- [SET EXERCISE] Every entry must be repeated exactly. Exclude all pictures.

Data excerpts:
^^^^

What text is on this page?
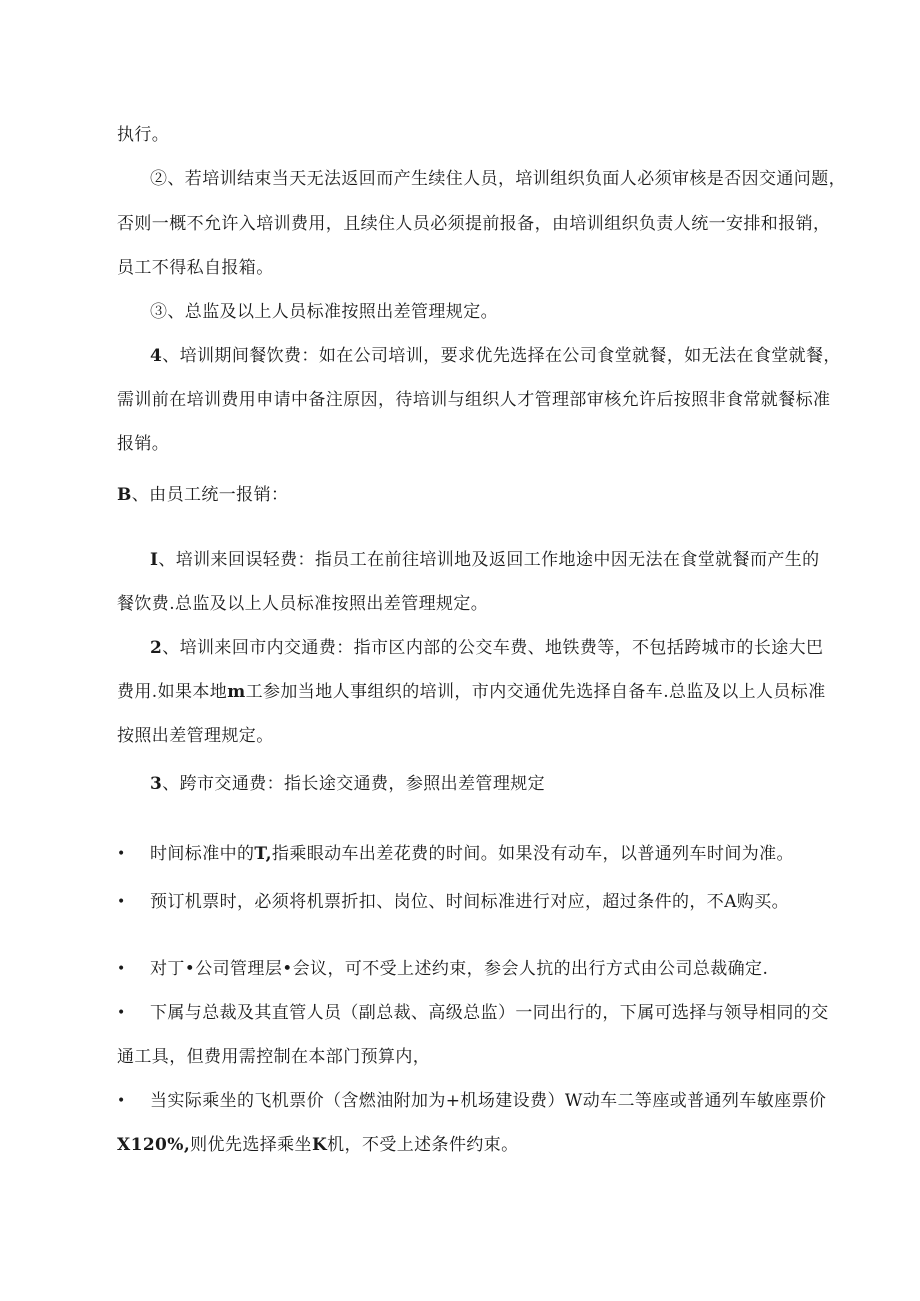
执行。
②、若培训结束当天无法返回而产生续住人员，培训组织负面人必须审核是否因交通问题，
否则一概不允许入培训费用，且续住人员必须提前报备，由培训组织负责人统一安排和报销，
员工不得私自报箱。
③、总监及以上人员标准按照出差管理规定。
4、培训期间餐饮费：如在公司培训，要求优先选择在公司食堂就餐，如无法在食堂就餐，
需训前在培训费用申请中备注原因，待培训与组织人才管理部审核允许后按照非食常就餐标准
报销。
B、由员工统一报销：
I、培训来回误轻费：指员工在前往培训地及返回工作地途中因无法在食堂就餐而产生的
餐饮费.总监及以上人员标准按照出差管理规定。
2、培训来回市内交通费：指市区内部的公交车费、地铁费等，不包括跨城市的长途大巴
费用.如果本地m工参加当地人事组织的培训，市内交通优先选择自备车.总监及以上人员标准
按照出差管理规定。
3、跨市交通费：指长途交通费，参照出差管理规定
• 时间标准中的T,指乘眼动车出差花费的时间。如果没有动车，以普通列车时间为准。
• 预订机票时，必须将机票折扣、岗位、时间标准进行对应，超过条件的，不A购买。
• 对丁•公司管理层•会议，可不受上述约束，参会人抗的出行方式由公司总裁确定.
• 下属与总裁及其直管人员（副总裁、高级总监）一同出行的，下属可选择与领导相同的交
通工具，但费用需控制在本部门预算内，
• 当实际乘坐的飞机票价（含燃油附加为+机场建设费）W动车二等座或普通列车敏座票价
X120%,则优先选择乘坐K机，不受上述条件约束。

^^^^

- [RESULT]
What text is on this page?
执行。
②、若培训结束当天无法返回而产生续住人员，培训组织负面人必须审核是否因交通问题，
否则一概不允许入培训费用，且续住人员必须提前报备，由培训组织负责人统一安排和报销，
员工不得私自报箱。
③、总监及以上人员标准按照出差管理规定。
4、培训期间餐饮费：如在公司培训，要求优先选择在公司食堂就餐，如无法在食堂就餐，
需训前在培训费用申请中备注原因，待培训与组织人才管理部审核允许后按照非食常就餐标准
报销。
B、由员工统一报销：
I、培训来回误轻费：指员工在前往培训地及返回工作地途中因无法在食堂就餐而产生的
餐饮费.总监及以上人员标准按照出差管理规定。
2、培训来回市内交通费：指市区内部的公交车费、地铁费等，不包括跨城市的长途大巴
费用.如果本地m工参加当地人事组织的培训，市内交通优先选择自备车.总监及以上人员标准
按照出差管理规定。
3、跨市交通费：指长途交通费，参照出差管理规定
• 时间标准中的T,指乘眼动车出差花费的时间。如果没有动车，以普通列车时间为准。
• 预订机票时，必须将机票折扣、岗位、时间标准进行对应，超过条件的，不A购买。
• 对丁•公司管理层•会议，可不受上述约束，参会人抗的出行方式由公司总裁确定.
• 下属与总裁及其直管人员（副总裁、高级总监）一同出行的，下属可选择与领导相同的交
通工具，但费用需控制在本部门预算内，
• 当实际乘坐的飞机票价（含燃油附加为+机场建设费）W动车二等座或普通列车敏座票价
X120%,则优先选择乘坐K机，不受上述条件约束。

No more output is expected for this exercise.